| Job |
Restate all the material verbatim, except for the pictures.

________________

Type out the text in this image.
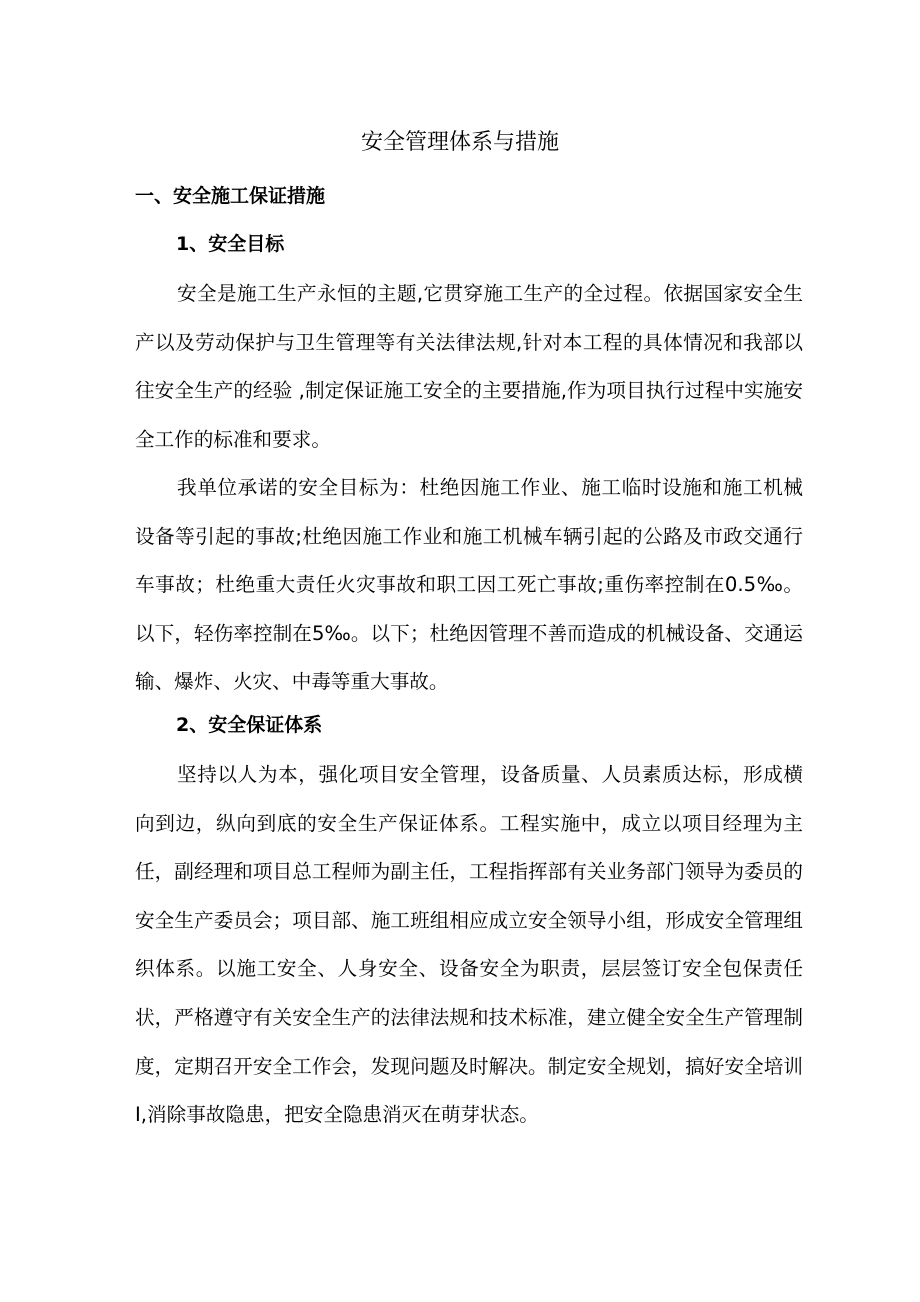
安全管理体系与措施
一、安全施工保证措施
1、安全目标

安全是施工生产永恒的主题,它贯穿施工生产的全过程。依据国家安全生产以及劳动保护与卫生管理等有关法律法规,针对本工程的具体情况和我部以往安全生产的经验 ,制定保证施工安全的主要措施,作为项目执行过程中实施安全工作的标准和要求。

我单位承诺的安全目标为：杜绝因施工作业、施工临时设施和施工机械设备等引起的事故;杜绝因施工作业和施工机械车辆引起的公路及市政交通行车事故；杜绝重大责任火灾事故和职工因工死亡事故;重伤率控制在0.5‰。以下，轻伤率控制在5‰。以下；杜绝因管理不善而造成的机械设备、交通运输、爆炸、火灾、中毒等重大事故。

2、安全保证体系

坚持以人为本，强化项目安全管理，设备质量、人员素质达标，形成横向到边，纵向到底的安全生产保证体系。工程实施中，成立以项目经理为主任，副经理和项目总工程师为副主任，工程指挥部有关业务部门领导为委员的安全生产委员会；项目部、施工班组相应成立安全领导小组，形成安全管理组织体系。以施工安全、人身安全、设备安全为职责，层层签订安全包保责任状，严格遵守有关安全生产的法律法规和技术标准，建立健全安全生产管理制度，定期召开安全工作会，发现问题及时解决。制定安全规划，搞好安全培训Ⅰ,消除事故隐患，把安全隐患消灭在萌芽状态。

________________

| Solution below |
Type out the text in this image.
安全管理体系与措施
一、安全施工保证措施
1、安全目标

安全是施工生产永恒的主题,它贯穿施工生产的全过程。依据国家安全生产以及劳动保护与卫生管理等有关法律法规,针对本工程的具体情况和我部以往安全生产的经验 ,制定保证施工安全的主要措施,作为项目执行过程中实施安全工作的标准和要求。

我单位承诺的安全目标为：杜绝因施工作业、施工临时设施和施工机械设备等引起的事故;杜绝因施工作业和施工机械车辆引起的公路及市政交通行车事故；杜绝重大责任火灾事故和职工因工死亡事故;重伤率控制在0.5‰。以下，轻伤率控制在5‰。以下；杜绝因管理不善而造成的机械设备、交通运输、爆炸、火灾、中毒等重大事故。

2、安全保证体系

坚持以人为本，强化项目安全管理，设备质量、人员素质达标，形成横向到边，纵向到底的安全生产保证体系。工程实施中，成立以项目经理为主任，副经理和项目总工程师为副主任，工程指挥部有关业务部门领导为委员的安全生产委员会；项目部、施工班组相应成立安全领导小组，形成安全管理组织体系。以施工安全、人身安全、设备安全为职责，层层签订安全包保责任状，严格遵守有关安全生产的法律法规和技术标准，建立健全安全生产管理制度，定期召开安全工作会，发现问题及时解决。制定安全规划，搞好安全培训Ⅰ,消除事故隐患，把安全隐患消灭在萌芽状态。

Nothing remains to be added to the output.